> [Work to complete]: What is the number of lines containing the string "chevron"? Answer with the number only.

─── Data provided

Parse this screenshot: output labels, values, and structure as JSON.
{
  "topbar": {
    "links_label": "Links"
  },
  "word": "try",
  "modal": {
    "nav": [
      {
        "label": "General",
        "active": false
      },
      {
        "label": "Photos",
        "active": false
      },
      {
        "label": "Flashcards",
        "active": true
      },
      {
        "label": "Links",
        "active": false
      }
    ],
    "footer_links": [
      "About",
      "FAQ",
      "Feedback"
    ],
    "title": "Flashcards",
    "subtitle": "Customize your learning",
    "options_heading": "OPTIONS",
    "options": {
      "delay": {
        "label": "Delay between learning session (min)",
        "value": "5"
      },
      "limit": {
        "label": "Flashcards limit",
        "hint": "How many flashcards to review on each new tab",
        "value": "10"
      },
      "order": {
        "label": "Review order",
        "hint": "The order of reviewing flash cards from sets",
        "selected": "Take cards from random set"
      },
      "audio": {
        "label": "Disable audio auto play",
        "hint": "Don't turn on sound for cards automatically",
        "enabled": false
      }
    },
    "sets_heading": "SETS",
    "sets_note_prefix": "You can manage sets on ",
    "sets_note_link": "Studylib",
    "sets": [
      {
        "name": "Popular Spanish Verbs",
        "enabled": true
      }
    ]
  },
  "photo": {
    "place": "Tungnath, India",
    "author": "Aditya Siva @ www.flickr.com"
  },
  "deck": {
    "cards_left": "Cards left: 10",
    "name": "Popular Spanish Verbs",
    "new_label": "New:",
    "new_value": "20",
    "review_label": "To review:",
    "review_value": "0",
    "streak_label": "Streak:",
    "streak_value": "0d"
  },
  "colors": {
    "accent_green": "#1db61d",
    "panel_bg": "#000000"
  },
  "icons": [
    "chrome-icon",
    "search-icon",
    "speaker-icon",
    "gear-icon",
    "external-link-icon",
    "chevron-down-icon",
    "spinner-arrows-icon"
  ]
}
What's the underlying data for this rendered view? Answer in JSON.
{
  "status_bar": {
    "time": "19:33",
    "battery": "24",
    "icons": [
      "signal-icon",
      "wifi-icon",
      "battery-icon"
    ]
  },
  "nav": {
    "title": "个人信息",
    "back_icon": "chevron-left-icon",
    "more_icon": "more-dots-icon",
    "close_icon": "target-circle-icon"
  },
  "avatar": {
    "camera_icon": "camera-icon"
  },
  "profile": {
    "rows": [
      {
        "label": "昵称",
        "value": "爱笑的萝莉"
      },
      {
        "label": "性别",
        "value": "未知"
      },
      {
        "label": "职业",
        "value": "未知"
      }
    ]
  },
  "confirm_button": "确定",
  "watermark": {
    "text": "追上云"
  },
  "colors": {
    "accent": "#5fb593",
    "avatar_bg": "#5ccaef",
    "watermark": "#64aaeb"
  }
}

──────

> [Answer below]: 2